MATERIAL FOR THIS EXERCISE »
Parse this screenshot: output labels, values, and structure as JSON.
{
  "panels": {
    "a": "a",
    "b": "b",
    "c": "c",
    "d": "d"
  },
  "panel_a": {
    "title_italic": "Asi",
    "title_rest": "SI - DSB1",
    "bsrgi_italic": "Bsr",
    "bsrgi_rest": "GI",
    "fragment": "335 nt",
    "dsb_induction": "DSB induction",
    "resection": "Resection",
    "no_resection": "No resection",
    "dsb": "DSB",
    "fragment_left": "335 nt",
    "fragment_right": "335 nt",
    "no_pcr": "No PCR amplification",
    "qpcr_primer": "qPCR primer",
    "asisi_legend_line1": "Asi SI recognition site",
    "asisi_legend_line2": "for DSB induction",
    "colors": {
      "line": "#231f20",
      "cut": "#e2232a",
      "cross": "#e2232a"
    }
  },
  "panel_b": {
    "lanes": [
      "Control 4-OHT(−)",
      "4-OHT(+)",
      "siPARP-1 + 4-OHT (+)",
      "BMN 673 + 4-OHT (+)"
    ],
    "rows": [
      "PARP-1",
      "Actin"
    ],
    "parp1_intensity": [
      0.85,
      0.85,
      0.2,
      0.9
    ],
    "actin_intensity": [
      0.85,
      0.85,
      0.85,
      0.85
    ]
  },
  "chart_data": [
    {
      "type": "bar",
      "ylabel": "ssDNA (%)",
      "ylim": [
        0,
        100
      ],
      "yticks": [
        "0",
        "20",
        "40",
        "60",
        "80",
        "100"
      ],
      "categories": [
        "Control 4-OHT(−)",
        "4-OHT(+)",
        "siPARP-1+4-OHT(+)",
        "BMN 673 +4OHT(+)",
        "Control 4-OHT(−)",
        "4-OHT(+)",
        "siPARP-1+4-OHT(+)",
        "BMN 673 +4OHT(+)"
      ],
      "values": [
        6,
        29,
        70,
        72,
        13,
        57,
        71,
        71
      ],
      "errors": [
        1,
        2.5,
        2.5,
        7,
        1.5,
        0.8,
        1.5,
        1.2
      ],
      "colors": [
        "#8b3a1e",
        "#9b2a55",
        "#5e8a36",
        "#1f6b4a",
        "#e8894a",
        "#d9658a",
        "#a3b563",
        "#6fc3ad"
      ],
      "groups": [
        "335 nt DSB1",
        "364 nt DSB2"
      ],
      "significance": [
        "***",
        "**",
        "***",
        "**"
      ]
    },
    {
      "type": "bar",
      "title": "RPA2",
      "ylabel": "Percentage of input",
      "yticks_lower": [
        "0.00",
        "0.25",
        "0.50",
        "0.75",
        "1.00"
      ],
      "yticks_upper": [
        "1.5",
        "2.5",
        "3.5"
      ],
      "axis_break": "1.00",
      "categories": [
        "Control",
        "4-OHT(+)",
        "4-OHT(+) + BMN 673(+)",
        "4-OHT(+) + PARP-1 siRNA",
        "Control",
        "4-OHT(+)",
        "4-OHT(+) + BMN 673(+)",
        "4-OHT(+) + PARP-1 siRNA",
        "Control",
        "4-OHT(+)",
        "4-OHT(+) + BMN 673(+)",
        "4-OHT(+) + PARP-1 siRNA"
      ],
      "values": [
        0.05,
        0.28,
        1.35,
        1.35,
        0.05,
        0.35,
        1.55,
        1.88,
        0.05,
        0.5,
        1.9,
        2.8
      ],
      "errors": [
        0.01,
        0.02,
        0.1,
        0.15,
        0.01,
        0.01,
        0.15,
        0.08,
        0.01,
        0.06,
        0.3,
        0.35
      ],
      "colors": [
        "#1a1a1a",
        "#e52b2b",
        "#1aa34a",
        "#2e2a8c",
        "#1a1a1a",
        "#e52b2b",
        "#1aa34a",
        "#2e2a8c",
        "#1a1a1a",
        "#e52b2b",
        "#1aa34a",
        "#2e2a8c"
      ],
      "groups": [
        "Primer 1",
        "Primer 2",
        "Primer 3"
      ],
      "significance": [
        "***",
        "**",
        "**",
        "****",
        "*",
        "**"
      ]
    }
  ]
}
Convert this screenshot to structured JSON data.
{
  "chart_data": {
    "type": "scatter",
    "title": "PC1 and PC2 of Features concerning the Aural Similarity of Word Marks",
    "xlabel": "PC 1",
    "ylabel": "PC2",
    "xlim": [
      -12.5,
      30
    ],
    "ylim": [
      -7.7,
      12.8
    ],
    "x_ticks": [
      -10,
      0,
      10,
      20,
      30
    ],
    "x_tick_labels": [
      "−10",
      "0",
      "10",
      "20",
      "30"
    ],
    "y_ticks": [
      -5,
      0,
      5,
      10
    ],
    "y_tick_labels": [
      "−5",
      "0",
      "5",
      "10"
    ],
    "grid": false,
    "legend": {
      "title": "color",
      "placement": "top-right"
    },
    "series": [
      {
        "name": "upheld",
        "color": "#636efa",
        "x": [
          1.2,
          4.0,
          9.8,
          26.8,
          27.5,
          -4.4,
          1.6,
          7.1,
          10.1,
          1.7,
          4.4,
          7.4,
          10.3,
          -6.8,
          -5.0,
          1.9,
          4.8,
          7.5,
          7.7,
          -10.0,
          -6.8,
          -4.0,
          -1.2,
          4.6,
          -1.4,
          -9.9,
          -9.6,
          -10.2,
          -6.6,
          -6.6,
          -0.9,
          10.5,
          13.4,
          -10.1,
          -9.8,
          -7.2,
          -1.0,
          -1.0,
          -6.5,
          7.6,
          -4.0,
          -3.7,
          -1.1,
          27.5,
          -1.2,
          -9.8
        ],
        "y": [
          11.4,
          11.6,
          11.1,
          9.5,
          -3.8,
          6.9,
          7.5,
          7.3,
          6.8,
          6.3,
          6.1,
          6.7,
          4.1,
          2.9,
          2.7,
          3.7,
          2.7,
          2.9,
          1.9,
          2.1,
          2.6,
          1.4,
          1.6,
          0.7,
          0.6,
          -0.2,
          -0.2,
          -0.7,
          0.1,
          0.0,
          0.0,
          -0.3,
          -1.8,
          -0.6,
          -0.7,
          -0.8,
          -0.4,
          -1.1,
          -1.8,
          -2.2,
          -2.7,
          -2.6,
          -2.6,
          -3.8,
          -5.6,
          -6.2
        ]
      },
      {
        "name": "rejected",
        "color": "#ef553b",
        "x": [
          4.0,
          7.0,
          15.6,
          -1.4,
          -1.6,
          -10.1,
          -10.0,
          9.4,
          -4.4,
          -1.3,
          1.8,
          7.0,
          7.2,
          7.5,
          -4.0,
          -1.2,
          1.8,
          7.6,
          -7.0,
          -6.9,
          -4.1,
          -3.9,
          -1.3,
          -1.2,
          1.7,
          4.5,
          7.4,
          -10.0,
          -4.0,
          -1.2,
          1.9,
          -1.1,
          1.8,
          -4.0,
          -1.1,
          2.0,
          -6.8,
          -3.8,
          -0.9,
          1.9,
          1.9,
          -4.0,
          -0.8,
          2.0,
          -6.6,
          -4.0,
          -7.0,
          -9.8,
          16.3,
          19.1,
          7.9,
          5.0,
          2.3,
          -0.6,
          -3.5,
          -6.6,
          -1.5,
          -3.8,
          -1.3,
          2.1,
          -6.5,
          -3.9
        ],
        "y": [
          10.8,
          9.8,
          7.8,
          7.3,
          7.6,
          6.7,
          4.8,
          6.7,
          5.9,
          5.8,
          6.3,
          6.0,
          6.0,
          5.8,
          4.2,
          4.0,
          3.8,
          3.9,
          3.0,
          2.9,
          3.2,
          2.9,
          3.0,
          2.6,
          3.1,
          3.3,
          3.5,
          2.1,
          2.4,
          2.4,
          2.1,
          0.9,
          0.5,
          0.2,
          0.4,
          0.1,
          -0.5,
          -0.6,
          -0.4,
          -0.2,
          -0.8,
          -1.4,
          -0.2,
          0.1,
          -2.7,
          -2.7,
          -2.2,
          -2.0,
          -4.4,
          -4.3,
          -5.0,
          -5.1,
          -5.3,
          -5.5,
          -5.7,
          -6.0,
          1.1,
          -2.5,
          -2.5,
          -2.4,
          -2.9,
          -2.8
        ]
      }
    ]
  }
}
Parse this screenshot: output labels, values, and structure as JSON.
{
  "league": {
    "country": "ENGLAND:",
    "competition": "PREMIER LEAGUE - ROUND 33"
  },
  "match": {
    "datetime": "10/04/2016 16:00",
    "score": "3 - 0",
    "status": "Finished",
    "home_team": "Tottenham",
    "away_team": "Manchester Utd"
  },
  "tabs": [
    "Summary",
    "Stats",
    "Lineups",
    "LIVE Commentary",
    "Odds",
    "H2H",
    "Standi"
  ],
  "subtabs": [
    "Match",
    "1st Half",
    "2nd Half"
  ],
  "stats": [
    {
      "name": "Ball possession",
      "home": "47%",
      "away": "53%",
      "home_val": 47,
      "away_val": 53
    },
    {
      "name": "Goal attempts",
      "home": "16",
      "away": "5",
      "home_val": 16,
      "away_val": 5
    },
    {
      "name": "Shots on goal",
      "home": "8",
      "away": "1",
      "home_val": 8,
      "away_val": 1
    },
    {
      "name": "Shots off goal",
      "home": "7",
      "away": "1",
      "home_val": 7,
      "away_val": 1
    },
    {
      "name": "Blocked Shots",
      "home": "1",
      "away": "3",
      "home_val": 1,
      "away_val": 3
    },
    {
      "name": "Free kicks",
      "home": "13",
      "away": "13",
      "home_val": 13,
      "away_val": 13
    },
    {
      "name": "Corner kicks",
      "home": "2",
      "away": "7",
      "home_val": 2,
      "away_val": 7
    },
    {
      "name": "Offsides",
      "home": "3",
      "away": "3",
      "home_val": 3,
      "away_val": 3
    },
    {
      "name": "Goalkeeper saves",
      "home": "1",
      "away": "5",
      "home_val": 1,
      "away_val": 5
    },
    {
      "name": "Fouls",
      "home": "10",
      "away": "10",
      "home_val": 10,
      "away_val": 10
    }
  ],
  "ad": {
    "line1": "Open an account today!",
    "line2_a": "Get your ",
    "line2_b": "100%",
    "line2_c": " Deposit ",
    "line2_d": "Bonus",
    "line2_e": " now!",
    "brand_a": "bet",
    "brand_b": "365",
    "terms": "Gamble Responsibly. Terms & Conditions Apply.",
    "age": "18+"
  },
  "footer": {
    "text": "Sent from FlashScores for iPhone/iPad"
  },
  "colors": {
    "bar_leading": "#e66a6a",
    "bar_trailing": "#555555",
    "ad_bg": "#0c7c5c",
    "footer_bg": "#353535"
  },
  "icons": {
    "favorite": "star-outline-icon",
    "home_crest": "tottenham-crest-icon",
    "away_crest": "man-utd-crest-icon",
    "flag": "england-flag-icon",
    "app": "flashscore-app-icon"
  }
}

WORK TO COMPLETE » Scan the listing above for the word "resection" and show each line where it is found.

EXERCISE ANSWER »
    "resection": "Resection",
    "no_resection": "No resection",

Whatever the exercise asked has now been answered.